### GOAL:
Find the lines holding the word "resource" and collect them.

### STORED RECORDS:
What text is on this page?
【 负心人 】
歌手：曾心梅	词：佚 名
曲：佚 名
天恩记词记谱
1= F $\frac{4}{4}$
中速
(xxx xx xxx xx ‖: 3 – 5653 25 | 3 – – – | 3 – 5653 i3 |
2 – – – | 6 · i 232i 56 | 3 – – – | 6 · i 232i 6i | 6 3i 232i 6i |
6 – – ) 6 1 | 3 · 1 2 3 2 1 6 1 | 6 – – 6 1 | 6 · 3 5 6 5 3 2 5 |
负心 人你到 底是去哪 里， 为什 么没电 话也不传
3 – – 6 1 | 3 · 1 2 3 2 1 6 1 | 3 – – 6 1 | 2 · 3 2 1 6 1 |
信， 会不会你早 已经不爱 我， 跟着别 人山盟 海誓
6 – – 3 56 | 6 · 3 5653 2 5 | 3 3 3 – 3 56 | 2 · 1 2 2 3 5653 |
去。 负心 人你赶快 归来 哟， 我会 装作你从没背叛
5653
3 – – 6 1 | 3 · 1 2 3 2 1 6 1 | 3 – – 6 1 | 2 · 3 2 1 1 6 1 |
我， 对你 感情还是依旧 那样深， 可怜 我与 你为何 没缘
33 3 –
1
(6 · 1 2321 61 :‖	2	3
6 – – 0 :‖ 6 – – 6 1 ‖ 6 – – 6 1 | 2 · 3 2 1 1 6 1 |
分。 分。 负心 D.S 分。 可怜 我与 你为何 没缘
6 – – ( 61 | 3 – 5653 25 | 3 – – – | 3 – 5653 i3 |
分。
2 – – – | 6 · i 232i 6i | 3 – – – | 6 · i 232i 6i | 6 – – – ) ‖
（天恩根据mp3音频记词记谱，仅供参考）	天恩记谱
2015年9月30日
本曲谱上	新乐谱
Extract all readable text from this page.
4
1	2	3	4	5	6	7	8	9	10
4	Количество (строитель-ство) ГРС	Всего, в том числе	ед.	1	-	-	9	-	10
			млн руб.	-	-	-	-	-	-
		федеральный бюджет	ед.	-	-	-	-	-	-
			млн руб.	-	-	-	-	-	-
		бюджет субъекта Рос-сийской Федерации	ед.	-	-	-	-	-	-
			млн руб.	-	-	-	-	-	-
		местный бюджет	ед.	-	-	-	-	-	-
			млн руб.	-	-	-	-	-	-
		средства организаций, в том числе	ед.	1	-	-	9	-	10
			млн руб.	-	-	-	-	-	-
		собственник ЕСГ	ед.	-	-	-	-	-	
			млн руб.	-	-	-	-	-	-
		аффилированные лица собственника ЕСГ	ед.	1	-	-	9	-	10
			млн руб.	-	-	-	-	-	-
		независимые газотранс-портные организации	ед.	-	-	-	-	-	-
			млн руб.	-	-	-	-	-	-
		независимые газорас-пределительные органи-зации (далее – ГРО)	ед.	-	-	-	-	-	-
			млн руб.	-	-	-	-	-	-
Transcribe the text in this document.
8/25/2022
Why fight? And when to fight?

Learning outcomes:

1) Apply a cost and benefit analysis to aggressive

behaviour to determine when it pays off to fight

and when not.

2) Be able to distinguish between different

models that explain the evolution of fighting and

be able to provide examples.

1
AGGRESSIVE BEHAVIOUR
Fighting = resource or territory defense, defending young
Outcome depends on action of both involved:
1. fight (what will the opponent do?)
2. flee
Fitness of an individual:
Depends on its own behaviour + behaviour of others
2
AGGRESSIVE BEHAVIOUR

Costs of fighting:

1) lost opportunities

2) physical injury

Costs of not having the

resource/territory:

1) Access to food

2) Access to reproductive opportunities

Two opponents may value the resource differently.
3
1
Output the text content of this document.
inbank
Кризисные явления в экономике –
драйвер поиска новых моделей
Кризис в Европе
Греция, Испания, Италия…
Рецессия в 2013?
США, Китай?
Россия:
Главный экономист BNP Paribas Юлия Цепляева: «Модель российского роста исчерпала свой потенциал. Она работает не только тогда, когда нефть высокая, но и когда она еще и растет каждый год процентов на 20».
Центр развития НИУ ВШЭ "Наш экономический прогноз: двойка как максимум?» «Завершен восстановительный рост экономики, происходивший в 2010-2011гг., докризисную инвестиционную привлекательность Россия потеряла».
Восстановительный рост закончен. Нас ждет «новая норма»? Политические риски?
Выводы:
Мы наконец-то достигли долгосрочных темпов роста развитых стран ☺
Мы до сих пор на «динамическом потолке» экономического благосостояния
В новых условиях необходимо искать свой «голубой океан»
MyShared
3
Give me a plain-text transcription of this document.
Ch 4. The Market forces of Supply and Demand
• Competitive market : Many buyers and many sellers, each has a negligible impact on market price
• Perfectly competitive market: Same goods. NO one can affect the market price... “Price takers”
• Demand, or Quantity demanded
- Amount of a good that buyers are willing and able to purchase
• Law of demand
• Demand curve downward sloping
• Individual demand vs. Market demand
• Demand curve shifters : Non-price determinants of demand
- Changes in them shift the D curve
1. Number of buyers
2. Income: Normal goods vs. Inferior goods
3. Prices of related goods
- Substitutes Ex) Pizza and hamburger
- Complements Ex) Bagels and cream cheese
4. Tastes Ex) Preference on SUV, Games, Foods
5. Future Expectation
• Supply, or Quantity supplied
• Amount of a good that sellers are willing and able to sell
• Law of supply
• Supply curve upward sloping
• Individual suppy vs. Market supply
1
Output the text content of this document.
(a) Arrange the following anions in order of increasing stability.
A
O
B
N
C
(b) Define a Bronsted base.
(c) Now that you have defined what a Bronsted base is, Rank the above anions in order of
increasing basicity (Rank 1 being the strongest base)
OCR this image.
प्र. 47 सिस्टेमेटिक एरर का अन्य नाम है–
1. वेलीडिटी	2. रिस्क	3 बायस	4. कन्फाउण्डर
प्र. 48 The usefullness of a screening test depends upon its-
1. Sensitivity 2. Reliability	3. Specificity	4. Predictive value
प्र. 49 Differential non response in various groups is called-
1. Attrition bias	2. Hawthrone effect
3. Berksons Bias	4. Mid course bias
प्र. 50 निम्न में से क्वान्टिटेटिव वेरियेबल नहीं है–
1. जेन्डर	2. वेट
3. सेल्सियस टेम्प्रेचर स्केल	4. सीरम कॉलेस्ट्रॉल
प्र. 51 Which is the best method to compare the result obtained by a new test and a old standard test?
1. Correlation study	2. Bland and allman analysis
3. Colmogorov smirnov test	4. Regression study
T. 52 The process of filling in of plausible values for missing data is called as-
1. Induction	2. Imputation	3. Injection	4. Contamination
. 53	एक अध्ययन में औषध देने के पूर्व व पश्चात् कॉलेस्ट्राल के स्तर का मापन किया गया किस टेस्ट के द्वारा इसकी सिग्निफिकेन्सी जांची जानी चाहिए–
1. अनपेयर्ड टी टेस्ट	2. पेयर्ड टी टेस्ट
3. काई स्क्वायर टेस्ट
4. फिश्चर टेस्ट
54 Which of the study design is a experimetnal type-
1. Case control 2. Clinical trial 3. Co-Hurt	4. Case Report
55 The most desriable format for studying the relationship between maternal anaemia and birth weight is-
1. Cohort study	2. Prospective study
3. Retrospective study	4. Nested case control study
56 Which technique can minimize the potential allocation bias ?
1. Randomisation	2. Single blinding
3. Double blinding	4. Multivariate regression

### EXERCISE ANSWER:
Fighting = resource or territory defense, defending young
resource/territory:
Two opponents may value the resource differently.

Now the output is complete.